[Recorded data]
•••
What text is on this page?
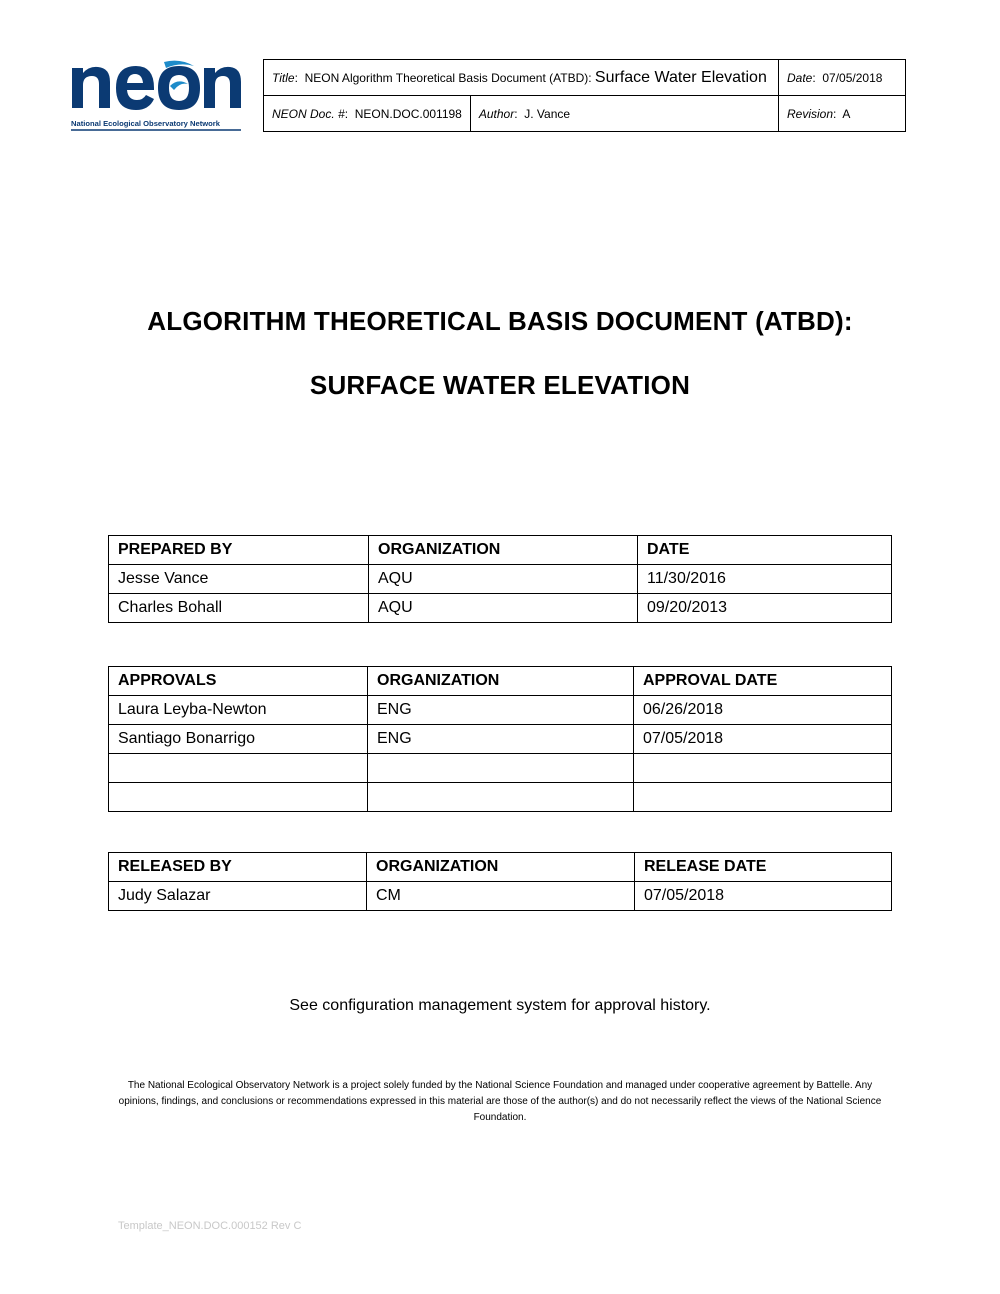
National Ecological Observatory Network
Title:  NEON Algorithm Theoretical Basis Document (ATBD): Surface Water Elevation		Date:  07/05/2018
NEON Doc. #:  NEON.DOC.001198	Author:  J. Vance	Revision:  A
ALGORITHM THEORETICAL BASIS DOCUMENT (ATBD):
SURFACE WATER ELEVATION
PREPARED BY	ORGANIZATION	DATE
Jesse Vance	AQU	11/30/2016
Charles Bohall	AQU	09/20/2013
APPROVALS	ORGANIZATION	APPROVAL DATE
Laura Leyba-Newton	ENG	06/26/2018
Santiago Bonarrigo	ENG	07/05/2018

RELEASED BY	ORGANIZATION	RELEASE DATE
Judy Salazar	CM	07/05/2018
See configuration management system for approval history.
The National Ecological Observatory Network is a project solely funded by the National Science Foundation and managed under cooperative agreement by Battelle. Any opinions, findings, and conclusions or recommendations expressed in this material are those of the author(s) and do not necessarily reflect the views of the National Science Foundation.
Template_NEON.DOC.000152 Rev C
•••
Look through the entries above and report the number of lines that contain "ATBD". Write only the number.

Written solution:
2